--- Start of Supplied passage ---

I kinda like having exams take up a huge %, it means I can slack off during the semester then cram for the exam and still pass :3 But yes, I also understand where you're coming from. You're history teacher sounds like an @$$.


----------



## komorikun (Jan 11, 2009)

Mia Q said:


> I kinda like having exams take up a huge %, it means I can slack off during the semester then cram for the exam and still pass :3 But yes, I also understand where you're coming from. You're history teacher sounds like an @$$.


I hate cramming. I prefer to have 5 smaller exams rather than 3 huge ones. I think the professor just has unrealistic expectations since she has a PhD in history and probably loves writing. Her lectures were great though. I did enjoy her class....all except for the final.


----------



## eyedlemon (Jan 11, 2007)

I always thought cumulative finals were stupid. I've already been tested on it once, so what's the point in testing me again? Am I going to be tested again at the end of the year? 5 years from now? No. So there's no point in testing twice.

--- End of Supplied passage ---

To-do list -
1/ In the forum thread about exams, what degree does komorikun say the professor has?
2/ Write the next part of the forum thread about exams, picking up after its last post.

--- Start of Supplied records ---

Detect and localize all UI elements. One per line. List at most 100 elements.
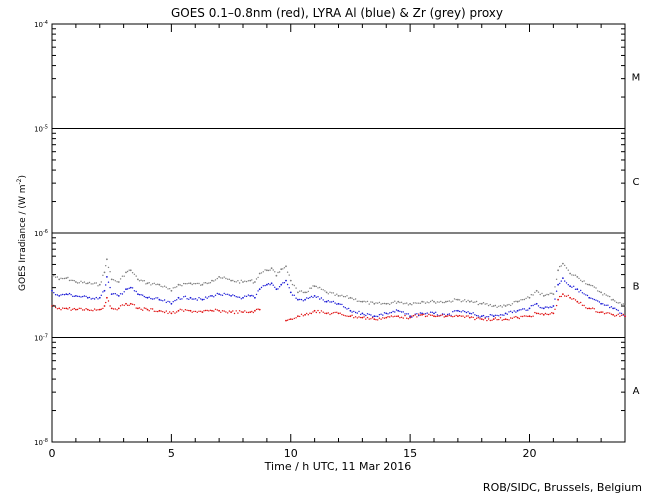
data-point-fill bbox=[586, 283, 589, 286]
data-point-fill bbox=[383, 302, 386, 305]
data-point-fill bbox=[523, 315, 526, 317]
data-point-fill bbox=[336, 303, 338, 305]
data-point-fill bbox=[581, 292, 584, 294]
data-point-fill bbox=[564, 264, 566, 267]
data-point-fill bbox=[436, 301, 439, 303]
data-point-fill bbox=[317, 296, 319, 298]
y-axis: 10-810-710-610-510-4 bbox=[34, 20, 625, 447]
data-point-fill bbox=[83, 295, 86, 297]
data-point bbox=[304, 291, 306, 294]
data-point-fill bbox=[346, 308, 348, 310]
data-point bbox=[65, 293, 68, 295]
data-point-fill bbox=[450, 301, 452, 303]
data-point-fill bbox=[620, 312, 623, 315]
data-point-fill bbox=[93, 282, 96, 284]
data-point-fill bbox=[331, 312, 333, 315]
data-point bbox=[445, 300, 447, 303]
data-point-fill bbox=[153, 282, 155, 284]
data-point-fill bbox=[309, 287, 311, 289]
flare-class-label: M bbox=[632, 72, 641, 83]
data-point bbox=[137, 278, 139, 281]
data-point-fill bbox=[140, 279, 142, 281]
data-point-fill bbox=[131, 287, 134, 289]
data-point-fill bbox=[383, 317, 386, 319]
data-point-fill bbox=[501, 319, 503, 321]
data-point-fill bbox=[605, 304, 607, 306]
data-point-fill bbox=[462, 300, 464, 302]
data-point-fill bbox=[277, 288, 279, 290]
data-point bbox=[433, 315, 435, 318]
data-point-fill bbox=[54, 294, 57, 296]
data-point-fill bbox=[489, 303, 491, 306]
data-point-fill bbox=[90, 298, 92, 300]
data-point-fill bbox=[394, 300, 396, 302]
data-point-fill bbox=[607, 295, 609, 297]
data-point-fill bbox=[525, 297, 527, 300]
data-point-fill bbox=[370, 314, 372, 316]
data-point-fill bbox=[151, 308, 154, 310]
data-point-fill bbox=[580, 279, 582, 281]
data-point-fill bbox=[135, 290, 137, 293]
data-point-fill bbox=[418, 302, 420, 304]
data-point-fill bbox=[513, 316, 515, 318]
data-point-fill bbox=[257, 308, 259, 310]
data-point-fill bbox=[363, 314, 365, 316]
data-point-fill bbox=[486, 303, 488, 305]
data-point-fill bbox=[151, 283, 154, 285]
data-point-fill bbox=[227, 293, 229, 295]
data-point bbox=[457, 298, 459, 301]
data-point-fill bbox=[331, 301, 333, 303]
data-point-fill bbox=[121, 275, 124, 277]
data-point-fill bbox=[523, 298, 526, 301]
data-point-fill bbox=[157, 310, 159, 313]
flare-class-label: A bbox=[633, 386, 640, 397]
y-tick-exp: -4 bbox=[43, 20, 48, 26]
data-point bbox=[117, 281, 120, 283]
data-point-fill bbox=[334, 294, 336, 296]
data-point-fill bbox=[196, 282, 198, 285]
data-point-fill bbox=[102, 291, 104, 293]
data-point-fill bbox=[541, 307, 543, 309]
data-point-fill bbox=[574, 274, 577, 276]
data-point-fill bbox=[510, 310, 512, 312]
data-point-fill bbox=[595, 311, 597, 313]
data-point-fill bbox=[565, 267, 568, 269]
data-point bbox=[457, 315, 459, 318]
data-point-fill bbox=[620, 303, 623, 306]
data-point-fill bbox=[534, 311, 536, 314]
data-point bbox=[600, 302, 602, 305]
data-point-fill bbox=[327, 293, 329, 295]
data-point-fill bbox=[288, 274, 290, 276]
data-point-fill bbox=[227, 278, 229, 280]
data-point-fill bbox=[564, 280, 566, 282]
data-point-fill bbox=[346, 315, 348, 317]
data-point-fill bbox=[346, 295, 348, 297]
data-point-fill bbox=[585, 283, 587, 285]
data-point-fill bbox=[155, 283, 157, 286]
data-point-fill bbox=[142, 280, 144, 282]
data-point-fill bbox=[607, 312, 609, 314]
data-point-fill bbox=[395, 302, 398, 304]
data-point-fill bbox=[167, 288, 169, 290]
data-point-fill bbox=[88, 309, 91, 312]
data-point bbox=[103, 305, 106, 307]
data-point-fill bbox=[598, 301, 601, 303]
data-point-fill bbox=[223, 310, 225, 312]
data-point-fill bbox=[282, 268, 284, 270]
data-point-fill bbox=[414, 314, 416, 316]
data-point bbox=[542, 307, 545, 310]
data-point bbox=[569, 296, 571, 299]
data-point bbox=[576, 276, 579, 278]
data-point-fill bbox=[375, 302, 377, 304]
data-point bbox=[480, 302, 483, 305]
data-point-fill bbox=[431, 299, 433, 302]
data-point-fill bbox=[92, 297, 94, 300]
data-point-fill bbox=[272, 284, 274, 286]
data-point-fill bbox=[605, 312, 607, 314]
data-point-fill bbox=[366, 313, 369, 315]
data-point-fill bbox=[196, 299, 198, 301]
data-point-fill bbox=[135, 275, 137, 277]
data-point-fill bbox=[513, 310, 515, 312]
data-point-fill bbox=[324, 290, 326, 292]
data-point-fill bbox=[60, 309, 62, 311]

--- End of Supplied records ---

Results of the tasks -
1/ A PhD in history.

2/
----------



## lisbeth (May 18, 2012)

Some of my final exams are 100% of the grade...


----------



## Banzai (Jun 4, 2009)

lisbeth said:


> Some of my final exams are 100% of the grade...


Think in America, "Finals" means exams at the end of your whole degree. Or something like that.


----------



## lisbeth (May 18, 2012)

Banzai said:


> Think in America, "Finals" means exams at the end of your whole degree. Or something like that.


I'm really ignorant about the American education system... I'm sorry if I just misunderstood the entire thread!


----------



## komorikun (Jan 11, 2009)

Banzai said:


> Think in America, "Finals" means exams at the end of your whole degree. Or something like that.


End of the semester. They reserve one week only for exams, so that the professors can give you exams that are longer than the class.

I was reading that in some countries they also have dead week for study, no classes or exams. That would be nice.


----------



## komorikun (Jan 11, 2009)

*Grades*

Okay, I got the grades back for 4 out of the 5 classes. 
Physiology= A
US History= A
Management= A
Finance= CR (credit)

I have no idea how I got that A in US History cause I did not even write an essay. I just wrote what I remembered about the subject. No intro and no conclusion. She must have curved. I guess it helps that most of the students were lazy.

I'm taking the physiology at city college (the rest at my uni) and they just have the A,B,C,D,F grading system, no A-, B+ crap. Thank god, cause the professor gave us horrible grades for the lab project/presentation. Only 3 groups (out of 11 groups) got above 80% and the highest was 85%. My group got 79%.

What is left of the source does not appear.